> _Job_: Below are entries. Pull out all lines containing "icon".

> _Input for this task_:
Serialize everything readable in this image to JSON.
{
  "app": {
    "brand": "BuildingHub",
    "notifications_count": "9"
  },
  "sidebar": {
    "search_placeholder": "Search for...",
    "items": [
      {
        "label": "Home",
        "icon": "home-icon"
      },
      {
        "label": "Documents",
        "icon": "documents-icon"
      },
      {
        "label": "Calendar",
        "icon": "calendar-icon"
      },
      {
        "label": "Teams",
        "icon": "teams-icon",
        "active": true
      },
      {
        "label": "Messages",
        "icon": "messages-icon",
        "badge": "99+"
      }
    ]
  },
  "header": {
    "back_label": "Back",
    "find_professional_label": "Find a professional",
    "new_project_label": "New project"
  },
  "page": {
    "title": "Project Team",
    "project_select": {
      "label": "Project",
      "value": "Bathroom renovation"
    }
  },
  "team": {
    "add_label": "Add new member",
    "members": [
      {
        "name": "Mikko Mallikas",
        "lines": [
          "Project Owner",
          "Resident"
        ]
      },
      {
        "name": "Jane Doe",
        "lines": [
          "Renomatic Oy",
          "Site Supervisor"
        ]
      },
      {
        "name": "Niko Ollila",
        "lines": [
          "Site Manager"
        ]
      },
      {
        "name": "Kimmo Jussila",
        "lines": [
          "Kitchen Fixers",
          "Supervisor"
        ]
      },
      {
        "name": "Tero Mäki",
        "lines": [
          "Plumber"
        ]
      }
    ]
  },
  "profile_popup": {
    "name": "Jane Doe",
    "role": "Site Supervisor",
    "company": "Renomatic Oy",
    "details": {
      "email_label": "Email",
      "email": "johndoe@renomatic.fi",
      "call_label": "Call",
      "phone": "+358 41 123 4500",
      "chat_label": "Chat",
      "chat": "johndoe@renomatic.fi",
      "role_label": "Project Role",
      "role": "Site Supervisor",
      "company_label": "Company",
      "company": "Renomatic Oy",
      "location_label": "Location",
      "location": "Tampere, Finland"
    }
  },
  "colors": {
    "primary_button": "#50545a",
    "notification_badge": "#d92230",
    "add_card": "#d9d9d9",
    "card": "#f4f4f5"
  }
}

> _Output below_:
        "icon": "home-icon"
        "icon": "documents-icon"
        "icon": "calendar-icon"
        "icon": "teams-icon",
        "icon": "messages-icon",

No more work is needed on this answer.